▶ **Provided records**:
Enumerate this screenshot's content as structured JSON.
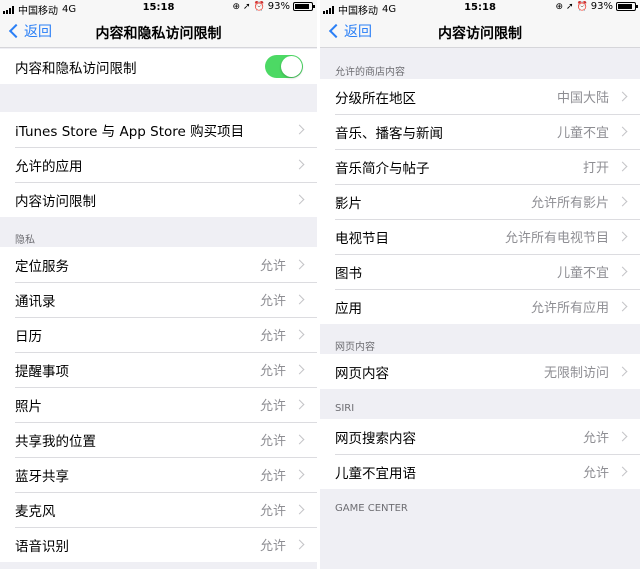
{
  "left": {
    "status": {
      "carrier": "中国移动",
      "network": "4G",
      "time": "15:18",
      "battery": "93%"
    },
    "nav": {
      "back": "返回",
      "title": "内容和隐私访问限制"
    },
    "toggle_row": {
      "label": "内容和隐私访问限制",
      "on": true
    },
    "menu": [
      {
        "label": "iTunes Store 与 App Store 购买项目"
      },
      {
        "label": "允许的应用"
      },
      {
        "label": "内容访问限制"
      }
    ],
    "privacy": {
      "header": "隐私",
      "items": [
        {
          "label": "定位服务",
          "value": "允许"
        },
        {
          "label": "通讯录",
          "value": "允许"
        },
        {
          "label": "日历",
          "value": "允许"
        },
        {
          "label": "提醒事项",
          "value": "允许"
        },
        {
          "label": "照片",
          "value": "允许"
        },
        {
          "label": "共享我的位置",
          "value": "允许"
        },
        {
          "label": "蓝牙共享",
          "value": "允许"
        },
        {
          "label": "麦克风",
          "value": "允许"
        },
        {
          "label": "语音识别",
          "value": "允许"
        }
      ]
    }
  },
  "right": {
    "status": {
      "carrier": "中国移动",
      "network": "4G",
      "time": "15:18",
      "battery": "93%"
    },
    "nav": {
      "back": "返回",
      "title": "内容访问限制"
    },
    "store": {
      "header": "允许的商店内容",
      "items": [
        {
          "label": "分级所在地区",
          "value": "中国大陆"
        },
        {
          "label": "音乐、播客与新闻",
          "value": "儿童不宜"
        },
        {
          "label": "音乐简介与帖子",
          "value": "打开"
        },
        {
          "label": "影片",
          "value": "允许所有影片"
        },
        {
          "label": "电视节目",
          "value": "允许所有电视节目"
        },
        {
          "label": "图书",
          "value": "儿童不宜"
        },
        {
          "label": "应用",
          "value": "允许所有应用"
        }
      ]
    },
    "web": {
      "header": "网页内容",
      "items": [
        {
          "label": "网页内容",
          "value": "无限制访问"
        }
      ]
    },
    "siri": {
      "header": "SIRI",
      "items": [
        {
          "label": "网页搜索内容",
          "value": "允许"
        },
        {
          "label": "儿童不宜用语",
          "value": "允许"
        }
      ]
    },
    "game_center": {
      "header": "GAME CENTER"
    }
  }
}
==
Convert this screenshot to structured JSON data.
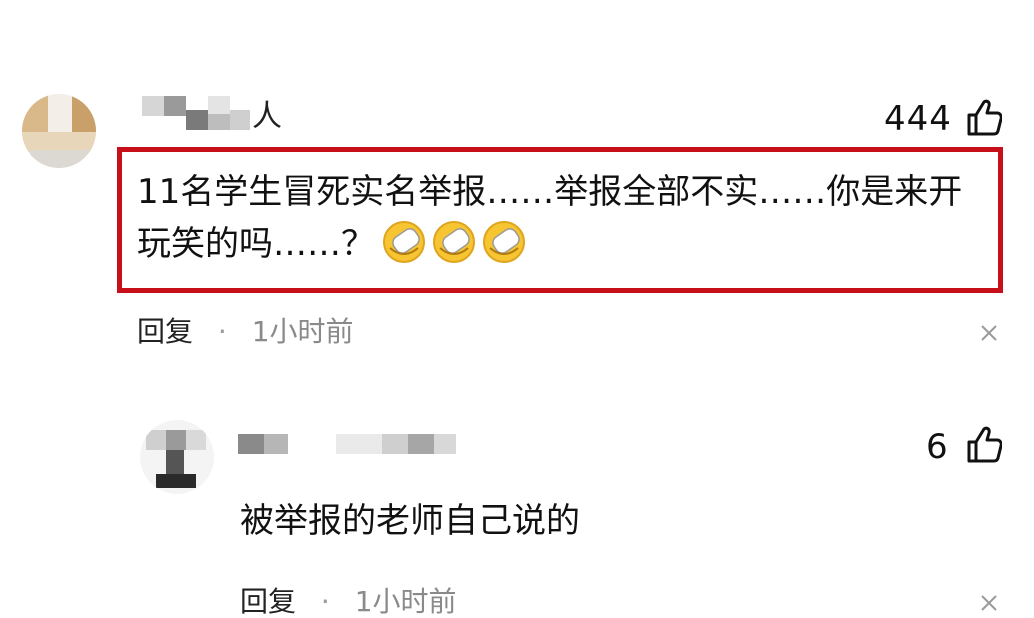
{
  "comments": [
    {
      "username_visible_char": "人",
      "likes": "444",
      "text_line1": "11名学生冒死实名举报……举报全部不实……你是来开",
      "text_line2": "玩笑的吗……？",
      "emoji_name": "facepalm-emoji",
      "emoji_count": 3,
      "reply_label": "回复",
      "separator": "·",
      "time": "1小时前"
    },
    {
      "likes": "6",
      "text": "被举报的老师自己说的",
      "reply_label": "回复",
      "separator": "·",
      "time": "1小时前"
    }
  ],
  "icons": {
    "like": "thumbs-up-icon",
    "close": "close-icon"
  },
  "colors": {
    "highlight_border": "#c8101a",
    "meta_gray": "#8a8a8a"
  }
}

▶ **What the exercise asks**:
State the number of lines in this listing that contain the string "JSON", and add nothing else.

▶ **Exercise solution**:
2